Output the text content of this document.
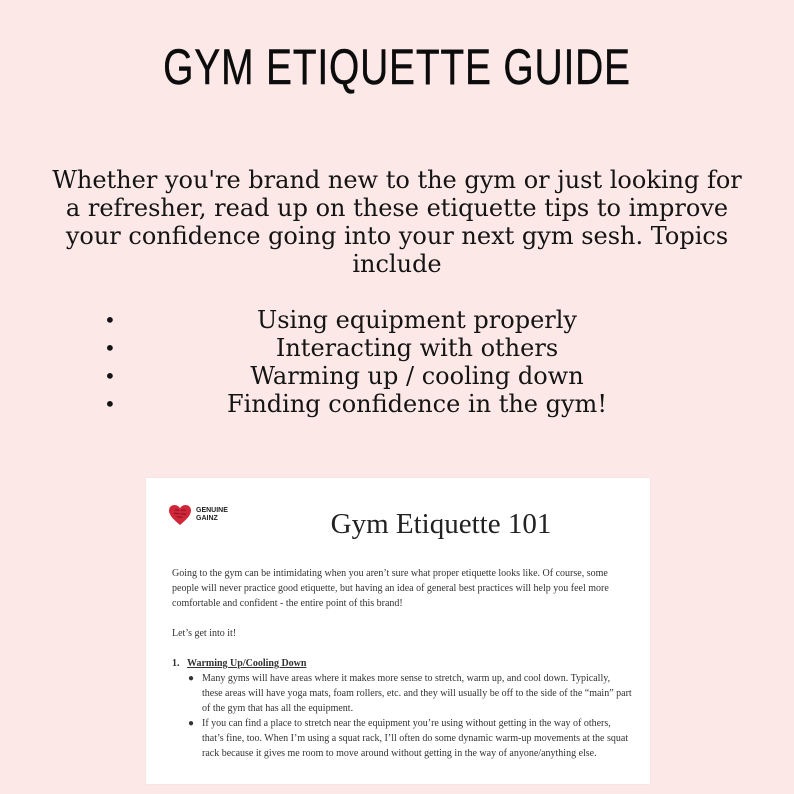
GYM ETIQUETTE GUIDE
Whether you're brand new to the gym or just looking for a refresher, read up on these etiquette tips to improve your confidence going into your next gym sesh. Topics include
•	Using equipment properly
•	Interacting with others
•	Warming up / cooling down
•	Finding confidence in the gym!
GENUINE
GAINZ	Gym Etiquette 101

Going to the gym can be intimidating when you aren’t sure what proper etiquette looks like. Of course, some people will never practice good etiquette, but having an idea of general best practices will help you feel more comfortable and confident - the entire point of this brand!

Let’s get into it!

1. Warming Up/Cooling Down

● Many gyms will have areas where it makes more sense to stretch, warm up, and cool down. Typically, these areas will have yoga mats, foam rollers, etc. and they will usually be off to the side of the “main” part of the gym that has all the equipment.
● If you can find a place to stretch near the equipment you’re using without getting in the way of others, that’s fine, too. When I’m using a squat rack, I’ll often do some dynamic warm-up movements at the squat rack because it gives me room to move around without getting in the way of anyone/anything else.
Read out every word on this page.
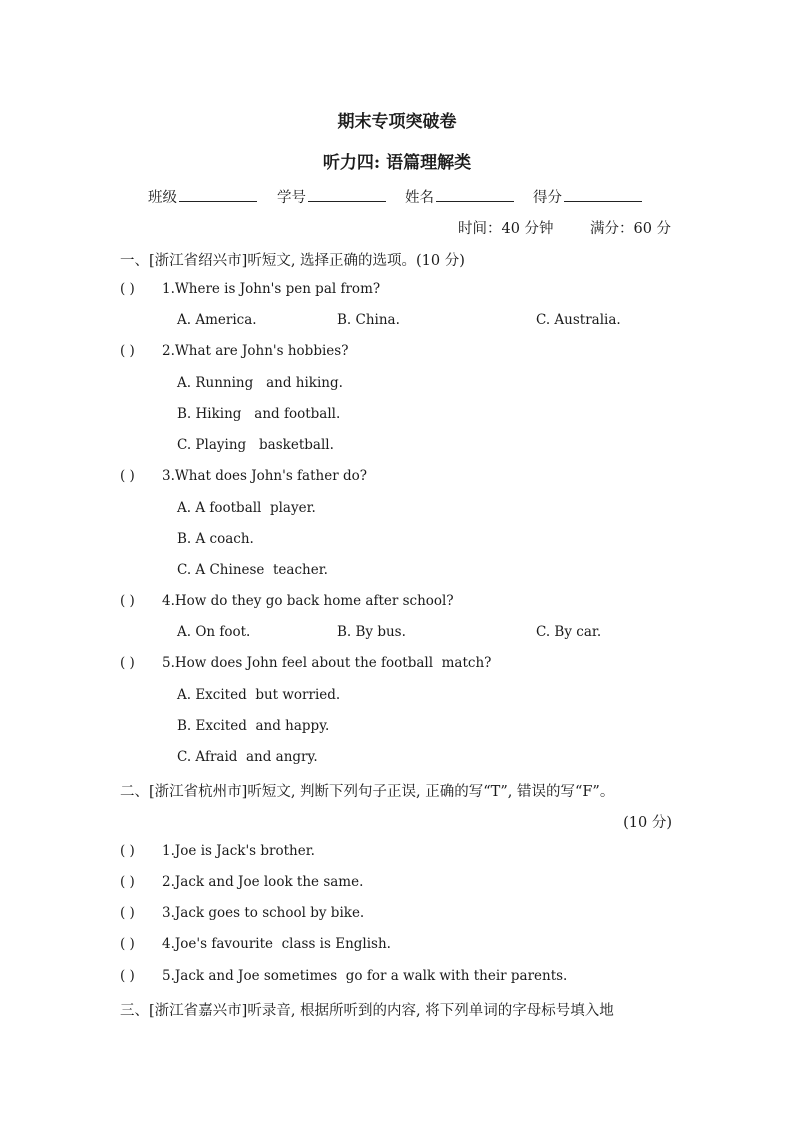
期末专项突破卷
听力四: 语篇理解类
班级	学号	姓名	得分
时间：40 分钟	满分：60 分
一、[浙江省绍兴市]听短文, 选择正确的选项。(10 分)
( ) 1.Where is John's pen pal from?
A. America.	B. China.	C. Australia.
( ) 2.What are John's hobbies?
A. Running   and hiking.
B. Hiking   and football.
C. Playing   basketball.
( ) 3.What does John's father do?
A. A football  player.
B. A coach.
C. A Chinese  teacher.
( ) 4.How do they go back home after school?
A. On foot.	B. By bus.	C. By car.
( ) 5.How does John feel about the football  match?
A. Excited  but worried.
B. Excited  and happy.
C. Afraid  and angry.
二、[浙江省杭州市]听短文, 判断下列句子正误, 正确的写“T”, 错误的写“F”。
(10 分)
( ) 1.Joe is Jack's brother.
( ) 2.Jack and Joe look the same.
( ) 3.Jack goes to school by bike.
( ) 4.Joe's favourite  class is English.
( ) 5.Jack and Joe sometimes  go for a walk with their parents.
三、[浙江省嘉兴市]听录音, 根据所听到的内容, 将下列单词的字母标号填入地
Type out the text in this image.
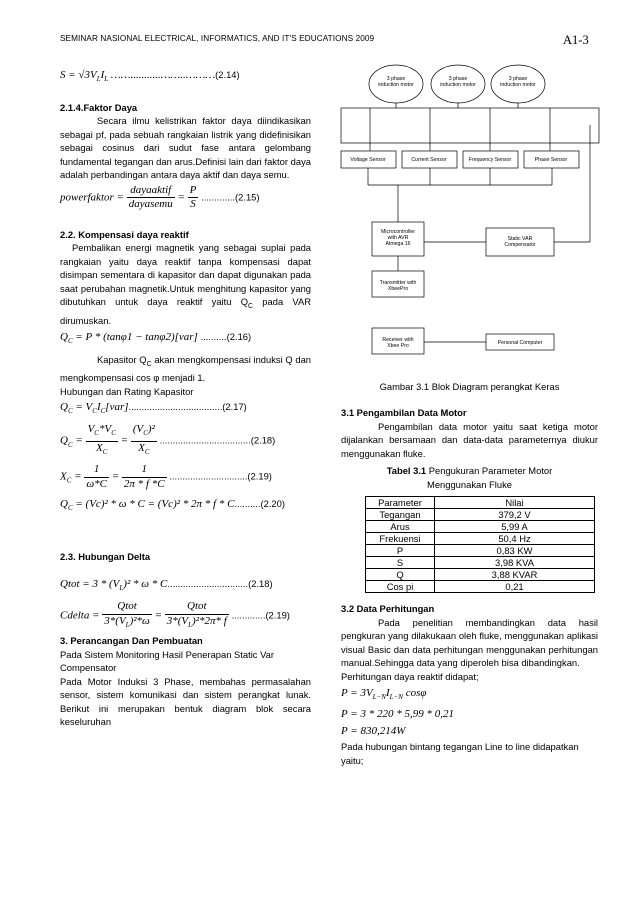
SEMINAR NASIONAL ELECTRICAL, INFORMATICS, AND IT'S EDUCATIONS 2009	A1-3
$S = √3V_LI_L$ ……...........……..………(2.14)
2.1.4.Faktor Daya
Secara ilmu kelistrikan faktor daya diindikasikan sebagai pf, pada sebuah rangkaian listrik yang didefinisikan sebagai cosinus dari sudut fase antara gelombang fundamental tegangan dan arus.Definisi lain dari faktor daya adalah perbandingan antara daya aktif dan daya semu.
powerfaktor = $\frac{\text{dayaaktif}}{\text{dayasemu}} = \frac{P}{S} .............(2.15)$
2.2. Kompensasi daya reaktif
Pembalikan energi magnetik yang sebagai suplai pada rangkaian yaitu daya reaktif tanpa kompensasi dapat disimpan sementara di kapasitor dan dapat digunakan pada saat perubahan magnetik.Untuk menghitung kapasitor yang dibutuhkan untuk daya reaktif yaitu $Q_C$ pada VAR dirumuskan.
$Q_C = P * (\tan\varphi 1 - \tan\varphi 2)[var]$ ..........(2.16)
Kapasitor $Q_C$ akan mengkompensasi induksi Q dan mengkompensasi cos φ menjadi 1.
Hubungan dan Rating Kapasitor
$Q_C = V_CI_C[var]....................................(2.17)$
$Q_C = \frac{V_C*V_C}{X_C} = \frac{(V_C)^2}{X_C} ...................................(2.18)$
$X_C = \frac{1}{\omega*C} = \frac{1}{2\pi * f *C} ..............................(2.19)$
$Q_C = (Vc)^2 * \omega * C = (Vc)^2 * 2\pi * f * C..........(2.20)$
2.3. Hubungan Delta
Qtot = $3 * (V_L)^2$ * ω * C...............................(2.18)
Cdelta = $\frac{\text{Qtot}}{3*(V_L)^2*\omega} = \frac{\text{Qtot}}{3*(V_L)^2*2\pi* f} .............(2.19)$
3. Perancangan Dan Pembuatan
Pada Sistem Monitoring Hasil Penerapan Static Var Compensator
Pada Motor Induksi 3 Phase, membahas permasalahan sensor, sistem komunikasi dan sistem perangkat lunak. Berikut ini merupakan bentuk diagram blok secara keseluruhan
3 phase induction motor
3 phase induction motor
3 phase induction motor
Voltage Sensor	Current Sensor	Frequency Sensor	Phase Sensor
Microcontroller with AVR Atmega 16
Static VAR Compensator
Transmitter with XbeePro
Receiver with Xbee Pro	Personal Computer
Gambar 3.1 Blok Diagram perangkat Keras
3.1 Pengambilan Data Motor
Pengambilan data motor yaitu saat ketiga motor dijalankan bersamaan dan data-data parameternya diukur menggunakan fluke.
Tabel 3.1 Pengukuran Parameter Motor Menggunakan Fluke
Parameter	Nilai
Tegangan	379,2 V
Arus	5,99 A
Frekuensi	50,4 Hz
P	0,83 KW
S	3,98 KVA
Q	3,88 KVAR
Cos pi	0,21
3.2 Data Perhitungan
Pada penelitian membandingkan data hasil pengkuran yang dilakukaan oleh fluke, menggunakan aplikasi visual Basic dan data perhitungan menggunakan perhitungan manual.Sehingga data yang diperoleh bisa dibandingkan.
Perhitungan daya reaktif didapat;
$P = 3V_{L-N}I_{L-N}$ cosφ
P = 3 * 220 * 5,99 * 0,21
P = 830,214W
Pada hubungan bintang tegangan Line to line didapatkan yaitu;
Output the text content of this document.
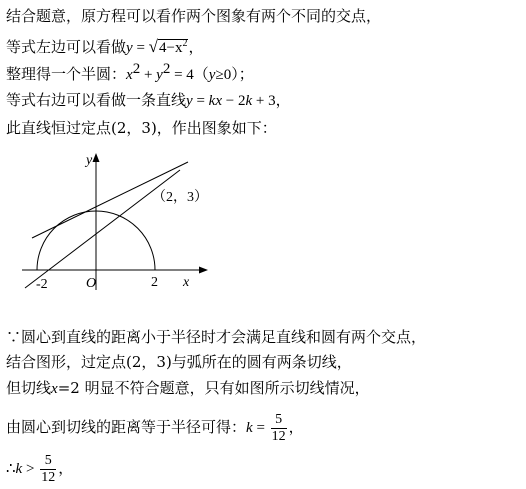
结合题意，原方程可以看作两个图象有两个不同的交点，
等式左边可以看做$y = √4-x^2$，
整理得一个半圆：$x^2 + y^2 = 4(y\ge 0)$；
等式右边可以看做一条直线y = kx − 2k + 3，
此直线恒过定点(2，3)，作出图象如下：
y
x
O
-2	2
（2，3）
∵圆心到直线的距离小于半径时才会满足直线和圆有两个交点，
结合图形，过定点(2，3)与弧所在的圆有两条切线，
但切线x=2 明显不符合题意，只有如图所示切线情况，
由圆心到切线的距离等于半径可得：$k = \frac{5}{12}$ ，
∴k > $\frac{5}{12}$ ，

┄┄┄┄┄┄┄┄┄┄

▶ **WORK TO BE COMPLETED**:
How many of the lines above contain the string "John"? Give the number only.

▶ **ANSWER TO THIS EXERCISE**:
4